Aim:
Go through the records and copy each line where the word "septembre" occurs.

#####

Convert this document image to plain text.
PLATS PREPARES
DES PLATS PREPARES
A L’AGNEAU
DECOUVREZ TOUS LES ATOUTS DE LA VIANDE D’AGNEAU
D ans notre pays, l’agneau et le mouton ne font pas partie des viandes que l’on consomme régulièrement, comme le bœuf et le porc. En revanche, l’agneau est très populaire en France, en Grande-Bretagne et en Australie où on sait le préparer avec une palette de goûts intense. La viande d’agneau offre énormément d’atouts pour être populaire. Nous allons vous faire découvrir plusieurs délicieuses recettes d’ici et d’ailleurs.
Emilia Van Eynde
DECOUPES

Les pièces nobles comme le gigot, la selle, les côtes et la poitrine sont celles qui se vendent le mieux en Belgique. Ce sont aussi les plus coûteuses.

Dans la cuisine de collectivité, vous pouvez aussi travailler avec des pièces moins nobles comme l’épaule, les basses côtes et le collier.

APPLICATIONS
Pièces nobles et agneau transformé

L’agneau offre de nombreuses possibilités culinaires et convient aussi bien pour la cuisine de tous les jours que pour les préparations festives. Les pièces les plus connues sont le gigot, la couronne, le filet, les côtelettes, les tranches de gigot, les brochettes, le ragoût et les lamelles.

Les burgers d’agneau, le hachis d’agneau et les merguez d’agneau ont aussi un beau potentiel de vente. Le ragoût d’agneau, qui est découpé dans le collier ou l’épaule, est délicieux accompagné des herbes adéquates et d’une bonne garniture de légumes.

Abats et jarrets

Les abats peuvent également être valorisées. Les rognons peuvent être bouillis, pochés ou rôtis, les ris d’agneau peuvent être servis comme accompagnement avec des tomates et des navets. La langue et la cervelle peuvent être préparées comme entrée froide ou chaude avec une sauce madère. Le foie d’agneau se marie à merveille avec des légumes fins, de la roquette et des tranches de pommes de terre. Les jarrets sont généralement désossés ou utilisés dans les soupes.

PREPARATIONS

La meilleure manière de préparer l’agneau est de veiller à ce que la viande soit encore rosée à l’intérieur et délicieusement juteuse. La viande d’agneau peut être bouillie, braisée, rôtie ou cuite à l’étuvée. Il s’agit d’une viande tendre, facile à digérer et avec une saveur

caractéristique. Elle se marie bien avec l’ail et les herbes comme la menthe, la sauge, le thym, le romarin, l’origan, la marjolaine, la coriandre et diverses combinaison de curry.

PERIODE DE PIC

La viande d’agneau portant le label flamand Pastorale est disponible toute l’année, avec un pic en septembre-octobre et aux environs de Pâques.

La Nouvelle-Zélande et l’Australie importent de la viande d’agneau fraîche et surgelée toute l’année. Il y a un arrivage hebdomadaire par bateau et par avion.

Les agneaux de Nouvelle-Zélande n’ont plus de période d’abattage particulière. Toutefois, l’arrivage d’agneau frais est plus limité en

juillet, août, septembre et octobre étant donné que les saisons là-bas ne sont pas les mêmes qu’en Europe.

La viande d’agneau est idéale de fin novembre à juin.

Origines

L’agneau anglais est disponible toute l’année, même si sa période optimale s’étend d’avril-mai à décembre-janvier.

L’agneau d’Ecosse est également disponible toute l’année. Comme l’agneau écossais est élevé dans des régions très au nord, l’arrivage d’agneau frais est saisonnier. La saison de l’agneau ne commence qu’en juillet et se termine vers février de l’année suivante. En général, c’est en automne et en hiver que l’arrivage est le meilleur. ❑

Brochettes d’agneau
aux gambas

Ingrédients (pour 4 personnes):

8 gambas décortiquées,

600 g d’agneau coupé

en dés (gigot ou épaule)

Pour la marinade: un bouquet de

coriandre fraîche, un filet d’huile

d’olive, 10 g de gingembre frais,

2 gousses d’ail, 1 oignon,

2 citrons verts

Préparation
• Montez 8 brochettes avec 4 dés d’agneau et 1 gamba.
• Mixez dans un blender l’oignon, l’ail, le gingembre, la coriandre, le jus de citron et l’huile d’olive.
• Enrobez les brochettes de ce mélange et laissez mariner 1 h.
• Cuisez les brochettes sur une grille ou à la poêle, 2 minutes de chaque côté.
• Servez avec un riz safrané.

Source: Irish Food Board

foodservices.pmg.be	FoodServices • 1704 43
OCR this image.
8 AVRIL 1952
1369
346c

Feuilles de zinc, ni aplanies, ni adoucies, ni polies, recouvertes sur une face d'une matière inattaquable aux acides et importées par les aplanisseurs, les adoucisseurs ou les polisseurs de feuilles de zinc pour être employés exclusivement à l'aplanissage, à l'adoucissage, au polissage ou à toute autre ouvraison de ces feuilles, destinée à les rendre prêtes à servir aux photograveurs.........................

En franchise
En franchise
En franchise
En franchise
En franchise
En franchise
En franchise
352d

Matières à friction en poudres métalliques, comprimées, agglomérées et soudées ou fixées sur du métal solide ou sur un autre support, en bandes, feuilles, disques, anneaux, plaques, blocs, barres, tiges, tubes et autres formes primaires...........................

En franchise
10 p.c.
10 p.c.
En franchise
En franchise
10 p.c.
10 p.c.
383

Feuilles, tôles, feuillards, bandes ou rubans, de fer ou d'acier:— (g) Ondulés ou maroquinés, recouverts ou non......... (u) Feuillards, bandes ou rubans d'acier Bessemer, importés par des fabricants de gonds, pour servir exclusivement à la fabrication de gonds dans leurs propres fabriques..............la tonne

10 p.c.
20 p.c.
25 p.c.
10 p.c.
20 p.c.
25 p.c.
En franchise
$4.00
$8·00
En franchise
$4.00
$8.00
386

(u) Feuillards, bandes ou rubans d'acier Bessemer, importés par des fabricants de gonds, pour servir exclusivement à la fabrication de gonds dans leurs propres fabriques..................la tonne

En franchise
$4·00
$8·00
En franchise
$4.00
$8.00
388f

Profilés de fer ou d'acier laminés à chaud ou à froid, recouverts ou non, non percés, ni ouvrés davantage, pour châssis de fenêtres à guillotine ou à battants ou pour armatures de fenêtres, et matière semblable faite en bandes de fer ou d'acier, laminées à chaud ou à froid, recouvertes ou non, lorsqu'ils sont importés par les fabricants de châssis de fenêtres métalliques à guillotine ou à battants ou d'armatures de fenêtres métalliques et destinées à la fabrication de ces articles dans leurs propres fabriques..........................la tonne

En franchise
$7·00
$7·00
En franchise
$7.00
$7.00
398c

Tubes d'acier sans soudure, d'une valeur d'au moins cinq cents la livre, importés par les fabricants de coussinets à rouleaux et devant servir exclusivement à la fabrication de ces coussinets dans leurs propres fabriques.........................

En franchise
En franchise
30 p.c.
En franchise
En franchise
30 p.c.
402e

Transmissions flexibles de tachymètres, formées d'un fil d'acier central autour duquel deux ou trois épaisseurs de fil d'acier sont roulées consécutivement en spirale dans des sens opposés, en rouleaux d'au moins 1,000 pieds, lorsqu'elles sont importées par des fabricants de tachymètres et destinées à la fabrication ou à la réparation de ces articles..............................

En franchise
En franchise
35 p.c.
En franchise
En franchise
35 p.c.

#####

Expected answer:
La viande d’agneau portant le label flamand Pastorale est disponible toute l’année, avec un pic en septembre-octobre et aux environs de Pâques.
juillet, août, septembre et octobre étant donné que les saisons là-bas ne sont pas les mêmes qu’en Europe.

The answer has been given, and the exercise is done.